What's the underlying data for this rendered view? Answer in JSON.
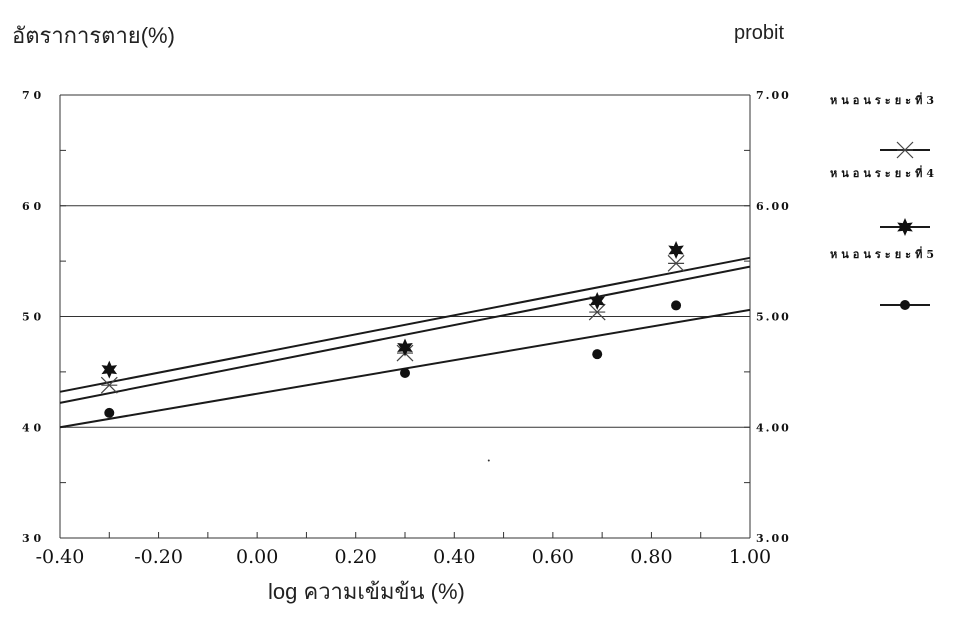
{
  "title": "อัตราการตาย(%)",
  "right_axis_title": "probit",
  "x_axis_title": "log   ความเข้มข้น (%)",
  "colors": {
    "line": "#1a1a1a",
    "grid": "#333333",
    "background": "#ffffff"
  },
  "chart_data": {
    "type": "scatter",
    "x_ticks": [
      "-0.40",
      "-0.20",
      "0.00",
      "0.20",
      "0.40",
      "0.60",
      "0.80",
      "1.00"
    ],
    "x_tick_values": [
      -0.4,
      -0.2,
      0.0,
      0.2,
      0.4,
      0.6,
      0.8,
      1.0
    ],
    "y_left_ticks": [
      "7 0",
      "6 0",
      "5 0",
      "4 0",
      "3 0"
    ],
    "y_left_tick_values": [
      70,
      60,
      50,
      40,
      30
    ],
    "y_right_ticks": [
      "7.00",
      "6.00",
      "5.00",
      "4.00",
      "3.00"
    ],
    "y_right_tick_values": [
      7.0,
      6.0,
      5.0,
      4.0,
      3.0
    ],
    "xlim": [
      -0.4,
      1.0
    ],
    "ylim": [
      3.0,
      7.0
    ],
    "grid_y": [
      4.0,
      5.0,
      6.0
    ],
    "legend_position": "right",
    "series": [
      {
        "name": "หนอนระยะที่3",
        "marker": "x",
        "points": [
          [
            -0.3,
            4.38
          ],
          [
            0.3,
            4.67
          ],
          [
            0.69,
            5.04
          ],
          [
            0.85,
            5.48
          ]
        ],
        "fit": [
          [
            -0.4,
            4.22
          ],
          [
            1.0,
            5.45
          ]
        ]
      },
      {
        "name": "หนอนระยะที่4",
        "marker": "star",
        "points": [
          [
            -0.3,
            4.52
          ],
          [
            0.3,
            4.72
          ],
          [
            0.69,
            5.14
          ],
          [
            0.85,
            5.6
          ]
        ],
        "fit": [
          [
            -0.4,
            4.32
          ],
          [
            1.0,
            5.53
          ]
        ]
      },
      {
        "name": "หนอนระยะที่5",
        "marker": "dot",
        "points": [
          [
            -0.3,
            4.13
          ],
          [
            0.3,
            4.49
          ],
          [
            0.69,
            4.66
          ],
          [
            0.85,
            5.1
          ]
        ],
        "fit": [
          [
            -0.4,
            4.0
          ],
          [
            1.0,
            5.06
          ]
        ]
      }
    ],
    "annotations": [
      [
        0.47,
        3.7
      ]
    ]
  }
}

= Goal of the exercise =
The records above are to be reproduced exactly; the pictures are to be left out.

= Response for this exercise =
What's the underlying data for this rendered view? Answer in JSON.
{
  "title": "อัตราการตาย(%)",
  "right_axis_title": "probit",
  "x_axis_title": "log   ความเข้มข้น (%)",
  "colors": {
    "line": "#1a1a1a",
    "grid": "#333333",
    "background": "#ffffff"
  },
  "chart_data": {
    "type": "scatter",
    "x_ticks": [
      "-0.40",
      "-0.20",
      "0.00",
      "0.20",
      "0.40",
      "0.60",
      "0.80",
      "1.00"
    ],
    "x_tick_values": [
      -0.4,
      -0.2,
      0.0,
      0.2,
      0.4,
      0.6,
      0.8,
      1.0
    ],
    "y_left_ticks": [
      "7 0",
      "6 0",
      "5 0",
      "4 0",
      "3 0"
    ],
    "y_left_tick_values": [
      70,
      60,
      50,
      40,
      30
    ],
    "y_right_ticks": [
      "7.00",
      "6.00",
      "5.00",
      "4.00",
      "3.00"
    ],
    "y_right_tick_values": [
      7.0,
      6.0,
      5.0,
      4.0,
      3.0
    ],
    "xlim": [
      -0.4,
      1.0
    ],
    "ylim": [
      3.0,
      7.0
    ],
    "grid_y": [
      4.0,
      5.0,
      6.0
    ],
    "legend_position": "right",
    "series": [
      {
        "name": "หนอนระยะที่3",
        "marker": "x",
        "points": [
          [
            -0.3,
            4.38
          ],
          [
            0.3,
            4.67
          ],
          [
            0.69,
            5.04
          ],
          [
            0.85,
            5.48
          ]
        ],
        "fit": [
          [
            -0.4,
            4.22
          ],
          [
            1.0,
            5.45
          ]
        ]
      },
      {
        "name": "หนอนระยะที่4",
        "marker": "star",
        "points": [
          [
            -0.3,
            4.52
          ],
          [
            0.3,
            4.72
          ],
          [
            0.69,
            5.14
          ],
          [
            0.85,
            5.6
          ]
        ],
        "fit": [
          [
            -0.4,
            4.32
          ],
          [
            1.0,
            5.53
          ]
        ]
      },
      {
        "name": "หนอนระยะที่5",
        "marker": "dot",
        "points": [
          [
            -0.3,
            4.13
          ],
          [
            0.3,
            4.49
          ],
          [
            0.69,
            4.66
          ],
          [
            0.85,
            5.1
          ]
        ],
        "fit": [
          [
            -0.4,
            4.0
          ],
          [
            1.0,
            5.06
          ]
        ]
      }
    ],
    "annotations": [
      [
        0.47,
        3.7
      ]
    ]
  }
}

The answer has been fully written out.